Start of Block

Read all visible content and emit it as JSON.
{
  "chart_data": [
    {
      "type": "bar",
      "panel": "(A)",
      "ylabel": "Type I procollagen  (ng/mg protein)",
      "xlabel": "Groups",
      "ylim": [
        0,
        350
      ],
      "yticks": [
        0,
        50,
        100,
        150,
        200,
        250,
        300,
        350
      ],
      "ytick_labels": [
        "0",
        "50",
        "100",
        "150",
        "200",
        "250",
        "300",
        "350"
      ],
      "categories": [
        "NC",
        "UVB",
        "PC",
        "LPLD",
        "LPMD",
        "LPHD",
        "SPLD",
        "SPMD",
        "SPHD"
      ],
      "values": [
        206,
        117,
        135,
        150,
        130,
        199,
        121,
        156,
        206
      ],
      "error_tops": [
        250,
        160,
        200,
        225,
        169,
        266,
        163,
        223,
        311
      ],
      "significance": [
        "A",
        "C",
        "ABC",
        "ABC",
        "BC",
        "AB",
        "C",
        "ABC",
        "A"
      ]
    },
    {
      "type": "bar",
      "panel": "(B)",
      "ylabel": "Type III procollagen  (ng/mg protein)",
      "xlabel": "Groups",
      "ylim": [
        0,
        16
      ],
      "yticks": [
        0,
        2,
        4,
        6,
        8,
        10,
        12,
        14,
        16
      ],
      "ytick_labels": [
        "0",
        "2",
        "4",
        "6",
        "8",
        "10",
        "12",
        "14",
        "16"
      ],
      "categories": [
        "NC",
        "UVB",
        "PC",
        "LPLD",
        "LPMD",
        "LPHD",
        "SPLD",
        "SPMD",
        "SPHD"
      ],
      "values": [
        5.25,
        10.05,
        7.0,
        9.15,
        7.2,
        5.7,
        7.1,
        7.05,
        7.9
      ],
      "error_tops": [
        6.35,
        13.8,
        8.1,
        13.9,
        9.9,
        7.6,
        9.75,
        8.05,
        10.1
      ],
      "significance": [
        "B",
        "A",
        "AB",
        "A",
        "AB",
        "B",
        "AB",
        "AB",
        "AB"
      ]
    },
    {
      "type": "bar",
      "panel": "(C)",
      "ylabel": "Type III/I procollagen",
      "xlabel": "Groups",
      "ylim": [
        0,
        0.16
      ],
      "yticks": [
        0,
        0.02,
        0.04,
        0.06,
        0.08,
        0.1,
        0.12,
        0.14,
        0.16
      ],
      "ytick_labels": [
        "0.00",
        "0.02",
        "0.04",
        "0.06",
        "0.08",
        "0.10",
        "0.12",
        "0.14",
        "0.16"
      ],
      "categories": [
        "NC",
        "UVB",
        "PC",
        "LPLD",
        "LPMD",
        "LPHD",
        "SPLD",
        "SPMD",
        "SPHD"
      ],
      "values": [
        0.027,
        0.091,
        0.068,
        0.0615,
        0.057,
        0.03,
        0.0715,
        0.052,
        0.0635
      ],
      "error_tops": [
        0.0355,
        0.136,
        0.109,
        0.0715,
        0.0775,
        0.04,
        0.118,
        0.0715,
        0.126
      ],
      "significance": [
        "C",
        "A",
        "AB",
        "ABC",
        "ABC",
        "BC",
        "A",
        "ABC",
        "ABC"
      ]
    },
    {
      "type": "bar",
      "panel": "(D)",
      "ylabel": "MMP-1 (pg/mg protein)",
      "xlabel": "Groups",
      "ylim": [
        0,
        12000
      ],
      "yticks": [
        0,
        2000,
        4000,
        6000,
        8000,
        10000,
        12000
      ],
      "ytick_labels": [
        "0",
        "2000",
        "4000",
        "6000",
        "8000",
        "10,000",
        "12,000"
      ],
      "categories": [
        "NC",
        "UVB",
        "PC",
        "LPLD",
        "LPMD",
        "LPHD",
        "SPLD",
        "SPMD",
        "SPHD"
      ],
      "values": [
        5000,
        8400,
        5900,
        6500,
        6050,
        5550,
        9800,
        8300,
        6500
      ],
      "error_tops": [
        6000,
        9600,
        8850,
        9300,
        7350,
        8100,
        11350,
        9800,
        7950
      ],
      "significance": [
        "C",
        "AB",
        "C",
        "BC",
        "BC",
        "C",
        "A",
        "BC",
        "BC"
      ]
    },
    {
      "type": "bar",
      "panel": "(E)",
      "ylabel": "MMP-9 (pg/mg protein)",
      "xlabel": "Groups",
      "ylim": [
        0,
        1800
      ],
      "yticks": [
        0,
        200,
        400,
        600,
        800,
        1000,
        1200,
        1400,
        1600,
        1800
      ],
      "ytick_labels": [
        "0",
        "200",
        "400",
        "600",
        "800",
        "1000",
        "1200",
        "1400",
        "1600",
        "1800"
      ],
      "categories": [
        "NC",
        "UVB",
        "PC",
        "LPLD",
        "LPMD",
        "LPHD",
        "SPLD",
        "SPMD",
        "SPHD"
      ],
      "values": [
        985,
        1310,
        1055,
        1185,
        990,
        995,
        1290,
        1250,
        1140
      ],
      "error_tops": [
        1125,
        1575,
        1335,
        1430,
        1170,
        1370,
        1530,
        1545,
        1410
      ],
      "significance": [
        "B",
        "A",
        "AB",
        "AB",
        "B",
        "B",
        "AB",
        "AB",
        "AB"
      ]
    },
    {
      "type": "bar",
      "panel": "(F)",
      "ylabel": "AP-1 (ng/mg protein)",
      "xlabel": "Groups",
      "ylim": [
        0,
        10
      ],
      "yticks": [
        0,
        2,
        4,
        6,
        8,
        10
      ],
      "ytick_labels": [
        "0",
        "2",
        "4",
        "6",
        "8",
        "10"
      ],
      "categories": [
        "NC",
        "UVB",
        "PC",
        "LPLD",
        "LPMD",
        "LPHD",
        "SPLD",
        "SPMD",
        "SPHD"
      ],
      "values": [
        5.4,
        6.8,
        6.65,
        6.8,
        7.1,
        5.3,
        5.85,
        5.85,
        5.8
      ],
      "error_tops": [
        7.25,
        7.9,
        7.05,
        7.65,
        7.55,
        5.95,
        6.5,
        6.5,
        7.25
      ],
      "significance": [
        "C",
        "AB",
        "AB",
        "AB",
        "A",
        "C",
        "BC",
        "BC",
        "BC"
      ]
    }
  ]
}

End of Block

For this exercise, restate every record word for word.

Reply to the task:
Read all visible content and emit it as JSON.
{
  "chart_data": [
    {
      "type": "bar",
      "panel": "(A)",
      "ylabel": "Type I procollagen  (ng/mg protein)",
      "xlabel": "Groups",
      "ylim": [
        0,
        350
      ],
      "yticks": [
        0,
        50,
        100,
        150,
        200,
        250,
        300,
        350
      ],
      "ytick_labels": [
        "0",
        "50",
        "100",
        "150",
        "200",
        "250",
        "300",
        "350"
      ],
      "categories": [
        "NC",
        "UVB",
        "PC",
        "LPLD",
        "LPMD",
        "LPHD",
        "SPLD",
        "SPMD",
        "SPHD"
      ],
      "values": [
        206,
        117,
        135,
        150,
        130,
        199,
        121,
        156,
        206
      ],
      "error_tops": [
        250,
        160,
        200,
        225,
        169,
        266,
        163,
        223,
        311
      ],
      "significance": [
        "A",
        "C",
        "ABC",
        "ABC",
        "BC",
        "AB",
        "C",
        "ABC",
        "A"
      ]
    },
    {
      "type": "bar",
      "panel": "(B)",
      "ylabel": "Type III procollagen  (ng/mg protein)",
      "xlabel": "Groups",
      "ylim": [
        0,
        16
      ],
      "yticks": [
        0,
        2,
        4,
        6,
        8,
        10,
        12,
        14,
        16
      ],
      "ytick_labels": [
        "0",
        "2",
        "4",
        "6",
        "8",
        "10",
        "12",
        "14",
        "16"
      ],
      "categories": [
        "NC",
        "UVB",
        "PC",
        "LPLD",
        "LPMD",
        "LPHD",
        "SPLD",
        "SPMD",
        "SPHD"
      ],
      "values": [
        5.25,
        10.05,
        7.0,
        9.15,
        7.2,
        5.7,
        7.1,
        7.05,
        7.9
      ],
      "error_tops": [
        6.35,
        13.8,
        8.1,
        13.9,
        9.9,
        7.6,
        9.75,
        8.05,
        10.1
      ],
      "significance": [
        "B",
        "A",
        "AB",
        "A",
        "AB",
        "B",
        "AB",
        "AB",
        "AB"
      ]
    },
    {
      "type": "bar",
      "panel": "(C)",
      "ylabel": "Type III/I procollagen",
      "xlabel": "Groups",
      "ylim": [
        0,
        0.16
      ],
      "yticks": [
        0,
        0.02,
        0.04,
        0.06,
        0.08,
        0.1,
        0.12,
        0.14,
        0.16
      ],
      "ytick_labels": [
        "0.00",
        "0.02",
        "0.04",
        "0.06",
        "0.08",
        "0.10",
        "0.12",
        "0.14",
        "0.16"
      ],
      "categories": [
        "NC",
        "UVB",
        "PC",
        "LPLD",
        "LPMD",
        "LPHD",
        "SPLD",
        "SPMD",
        "SPHD"
      ],
      "values": [
        0.027,
        0.091,
        0.068,
        0.0615,
        0.057,
        0.03,
        0.0715,
        0.052,
        0.0635
      ],
      "error_tops": [
        0.0355,
        0.136,
        0.109,
        0.0715,
        0.0775,
        0.04,
        0.118,
        0.0715,
        0.126
      ],
      "significance": [
        "C",
        "A",
        "AB",
        "ABC",
        "ABC",
        "BC",
        "A",
        "ABC",
        "ABC"
      ]
    },
    {
      "type": "bar",
      "panel": "(D)",
      "ylabel": "MMP-1 (pg/mg protein)",
      "xlabel": "Groups",
      "ylim": [
        0,
        12000
      ],
      "yticks": [
        0,
        2000,
        4000,
        6000,
        8000,
        10000,
        12000
      ],
      "ytick_labels": [
        "0",
        "2000",
        "4000",
        "6000",
        "8000",
        "10,000",
        "12,000"
      ],
      "categories": [
        "NC",
        "UVB",
        "PC",
        "LPLD",
        "LPMD",
        "LPHD",
        "SPLD",
        "SPMD",
        "SPHD"
      ],
      "values": [
        5000,
        8400,
        5900,
        6500,
        6050,
        5550,
        9800,
        8300,
        6500
      ],
      "error_tops": [
        6000,
        9600,
        8850,
        9300,
        7350,
        8100,
        11350,
        9800,
        7950
      ],
      "significance": [
        "C",
        "AB",
        "C",
        "BC",
        "BC",
        "C",
        "A",
        "BC",
        "BC"
      ]
    },
    {
      "type": "bar",
      "panel": "(E)",
      "ylabel": "MMP-9 (pg/mg protein)",
      "xlabel": "Groups",
      "ylim": [
        0,
        1800
      ],
      "yticks": [
        0,
        200,
        400,
        600,
        800,
        1000,
        1200,
        1400,
        1600,
        1800
      ],
      "ytick_labels": [
        "0",
        "200",
        "400",
        "600",
        "800",
        "1000",
        "1200",
        "1400",
        "1600",
        "1800"
      ],
      "categories": [
        "NC",
        "UVB",
        "PC",
        "LPLD",
        "LPMD",
        "LPHD",
        "SPLD",
        "SPMD",
        "SPHD"
      ],
      "values": [
        985,
        1310,
        1055,
        1185,
        990,
        995,
        1290,
        1250,
        1140
      ],
      "error_tops": [
        1125,
        1575,
        1335,
        1430,
        1170,
        1370,
        1530,
        1545,
        1410
      ],
      "significance": [
        "B",
        "A",
        "AB",
        "AB",
        "B",
        "B",
        "AB",
        "AB",
        "AB"
      ]
    },
    {
      "type": "bar",
      "panel": "(F)",
      "ylabel": "AP-1 (ng/mg protein)",
      "xlabel": "Groups",
      "ylim": [
        0,
        10
      ],
      "yticks": [
        0,
        2,
        4,
        6,
        8,
        10
      ],
      "ytick_labels": [
        "0",
        "2",
        "4",
        "6",
        "8",
        "10"
      ],
      "categories": [
        "NC",
        "UVB",
        "PC",
        "LPLD",
        "LPMD",
        "LPHD",
        "SPLD",
        "SPMD",
        "SPHD"
      ],
      "values": [
        5.4,
        6.8,
        6.65,
        6.8,
        7.1,
        5.3,
        5.85,
        5.85,
        5.8
      ],
      "error_tops": [
        7.25,
        7.9,
        7.05,
        7.65,
        7.55,
        5.95,
        6.5,
        6.5,
        7.25
      ],
      "significance": [
        "C",
        "AB",
        "AB",
        "AB",
        "A",
        "C",
        "BC",
        "BC",
        "BC"
      ]
    }
  ]
}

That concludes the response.